TEXTE À LIRE:
......

Mépris envers le bourgeois et le peuple
L’écrivain ne peut s’abstraire des problèmes de son temps, tributaire qu’il est de son milieu, de ses goûts et opinions, de la conception qu’il se fait de son « métier » dans la société où il vit ; dans la mesure aussi où les valeurs révolutionnaires sont en accord ou pas avec celles qu’il promeut par ses écrits.

Une vision aristocratique nourrit l’hostilité envers les bourgeois et les classes populaires, justifiant une société hiérarchisée, fondée sur l’inégalité et l’exploitation de l’homme par l’homme. Pour Renan : « cette conception suppose que la majorité se livre aux basses tâches matérielles pour qu’une élite oisive puisse s’adonner à l’art et en jouir ». D’où l’absolue nécessité de maintenir le peuple dans l’ignorance, en lui fermant l’accès à l’enseignement et à la culture. A quoi s’opposera énergiquement Hugo.

Si ces écrivains critiquent le « bourgeois », « parvenu vulgaire et sans culture », ils ne mettent pas en cause « l’ordre économique bourgeois », qui « leur assure la réussite littéraire ». Leur critique ne débouche pas « sur une sympathie pour les classes populaires ». Bien au contraire, « ce fossé… se traduit par un conflit de type racial ». « Les barbares sont au milieu de nous » écrit Eugène Sue. S’insinue la crainte d’« une menace plus ou moins proche, un cataclysme qui détruira toutes les valeurs pour lesquelles ils vivent ». En outre « le parti républicain est profondément séparé du parti ouvrier, s’appuyant uniquement sur des revendications politiques, sans aucun caractère social… »

......

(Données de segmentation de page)
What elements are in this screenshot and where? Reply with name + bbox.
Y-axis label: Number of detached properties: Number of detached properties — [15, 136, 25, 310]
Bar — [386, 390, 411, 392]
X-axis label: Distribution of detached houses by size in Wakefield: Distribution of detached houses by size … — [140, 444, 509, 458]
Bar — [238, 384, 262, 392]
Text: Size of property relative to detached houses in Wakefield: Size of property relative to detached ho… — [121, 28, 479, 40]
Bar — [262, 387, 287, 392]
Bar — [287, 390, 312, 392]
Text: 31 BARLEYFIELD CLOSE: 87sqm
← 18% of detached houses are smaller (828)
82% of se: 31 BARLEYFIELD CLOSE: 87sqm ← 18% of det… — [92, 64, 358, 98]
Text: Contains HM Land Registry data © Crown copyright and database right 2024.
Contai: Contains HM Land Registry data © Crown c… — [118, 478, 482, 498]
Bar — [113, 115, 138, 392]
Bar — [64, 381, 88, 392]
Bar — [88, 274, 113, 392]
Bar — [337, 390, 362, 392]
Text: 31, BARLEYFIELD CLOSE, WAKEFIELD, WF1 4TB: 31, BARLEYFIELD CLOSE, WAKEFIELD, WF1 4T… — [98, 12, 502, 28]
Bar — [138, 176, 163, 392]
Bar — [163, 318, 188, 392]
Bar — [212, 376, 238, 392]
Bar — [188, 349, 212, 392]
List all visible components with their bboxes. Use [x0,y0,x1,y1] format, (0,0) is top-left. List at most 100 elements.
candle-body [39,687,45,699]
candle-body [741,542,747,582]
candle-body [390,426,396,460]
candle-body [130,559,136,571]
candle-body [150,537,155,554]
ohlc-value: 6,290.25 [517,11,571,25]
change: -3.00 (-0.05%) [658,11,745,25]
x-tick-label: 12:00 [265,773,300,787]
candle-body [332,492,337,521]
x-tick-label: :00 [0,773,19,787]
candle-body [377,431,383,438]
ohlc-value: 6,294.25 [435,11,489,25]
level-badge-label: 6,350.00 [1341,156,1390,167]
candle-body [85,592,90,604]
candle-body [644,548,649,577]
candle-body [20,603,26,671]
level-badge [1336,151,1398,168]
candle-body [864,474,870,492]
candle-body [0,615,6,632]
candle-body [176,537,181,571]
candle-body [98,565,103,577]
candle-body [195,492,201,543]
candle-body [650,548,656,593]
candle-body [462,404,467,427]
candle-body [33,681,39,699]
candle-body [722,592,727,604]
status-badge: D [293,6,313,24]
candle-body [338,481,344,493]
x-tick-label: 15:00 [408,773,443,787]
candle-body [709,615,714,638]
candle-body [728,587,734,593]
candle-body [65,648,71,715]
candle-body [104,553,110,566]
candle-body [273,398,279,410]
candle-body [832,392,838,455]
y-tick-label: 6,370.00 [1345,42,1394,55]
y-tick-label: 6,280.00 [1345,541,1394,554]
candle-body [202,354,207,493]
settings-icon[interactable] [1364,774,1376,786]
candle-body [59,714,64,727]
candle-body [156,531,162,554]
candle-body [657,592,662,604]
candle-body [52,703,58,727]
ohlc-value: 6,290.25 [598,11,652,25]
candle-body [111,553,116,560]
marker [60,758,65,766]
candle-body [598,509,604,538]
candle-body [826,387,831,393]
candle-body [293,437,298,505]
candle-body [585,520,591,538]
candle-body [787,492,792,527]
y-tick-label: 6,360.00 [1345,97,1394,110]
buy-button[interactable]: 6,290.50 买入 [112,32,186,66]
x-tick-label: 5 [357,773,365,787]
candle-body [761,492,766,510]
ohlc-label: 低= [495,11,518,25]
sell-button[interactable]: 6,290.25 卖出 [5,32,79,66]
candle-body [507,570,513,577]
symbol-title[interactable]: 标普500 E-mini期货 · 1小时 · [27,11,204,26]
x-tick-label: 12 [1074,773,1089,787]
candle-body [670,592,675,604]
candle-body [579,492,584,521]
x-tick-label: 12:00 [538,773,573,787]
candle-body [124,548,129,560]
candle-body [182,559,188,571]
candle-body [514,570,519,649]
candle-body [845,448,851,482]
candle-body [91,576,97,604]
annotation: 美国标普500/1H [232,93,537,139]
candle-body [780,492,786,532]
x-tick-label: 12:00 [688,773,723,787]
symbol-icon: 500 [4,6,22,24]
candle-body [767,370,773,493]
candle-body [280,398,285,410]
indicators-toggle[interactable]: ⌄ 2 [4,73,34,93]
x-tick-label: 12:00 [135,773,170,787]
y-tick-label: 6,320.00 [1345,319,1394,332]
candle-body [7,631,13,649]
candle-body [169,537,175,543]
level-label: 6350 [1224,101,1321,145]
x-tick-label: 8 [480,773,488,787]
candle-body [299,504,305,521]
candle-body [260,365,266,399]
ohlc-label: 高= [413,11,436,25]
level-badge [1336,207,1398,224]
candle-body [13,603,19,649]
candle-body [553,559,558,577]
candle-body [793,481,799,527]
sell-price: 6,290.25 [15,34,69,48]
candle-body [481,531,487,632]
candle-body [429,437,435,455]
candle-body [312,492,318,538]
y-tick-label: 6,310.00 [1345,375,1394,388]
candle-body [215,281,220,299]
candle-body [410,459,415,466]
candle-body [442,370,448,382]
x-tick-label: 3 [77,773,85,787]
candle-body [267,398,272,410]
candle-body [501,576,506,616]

......

TRAVAIL DEMANDÉ:
[a] Répondez à ces questions sur le texte consacré au mépris envers le bourgeois et le peuple :
(i) Selon la citation de Renan, à quoi la majorité se livre-t-elle ?
(ii) Quel écrivain s'opposera énergiquement au fait de maintenir le peuple dans l'ignorance ?
(iii) Quelle phrase le texte attribue-t-il à Eugène Sue ?
[b] Prolongez le texte sur le mépris envers le bourgeois et le peuple à partir de sa dernière phrase.

RÉPONSES ATTENDUES:
[a]
(i) Aux basses tâches matérielles.
(ii) Hugo.
(iii) « Les barbares sont au milieu de nous ».

[b]
La réaction des écrivains

Lidsky les classe en trois catégories : les conservateurs ou royalistes (Alphonse Daudet, Dumas fils, Gobineau, Renan, la comtesse de Ségur, Taine…) ; les tenants de « l’art pour l’art », « désengagés ou désabusés» (Théophile Gautier, Leconte de Lisle, Flaubert, les frères Goncourt…) ; les républicains (François Coppée, Anatole France, George Sand, Zola…).

Il y a ceux qui ont vécu l’événement « en direct » à Paris – à même de constater les faits sur place -, ceux qui, en province, sont dépendants de leurs correspondants et de leur l’opinion, enfin ceux qui, réfugiés à Versailles, se font les propagandistes de Thiers et de son gouvernement.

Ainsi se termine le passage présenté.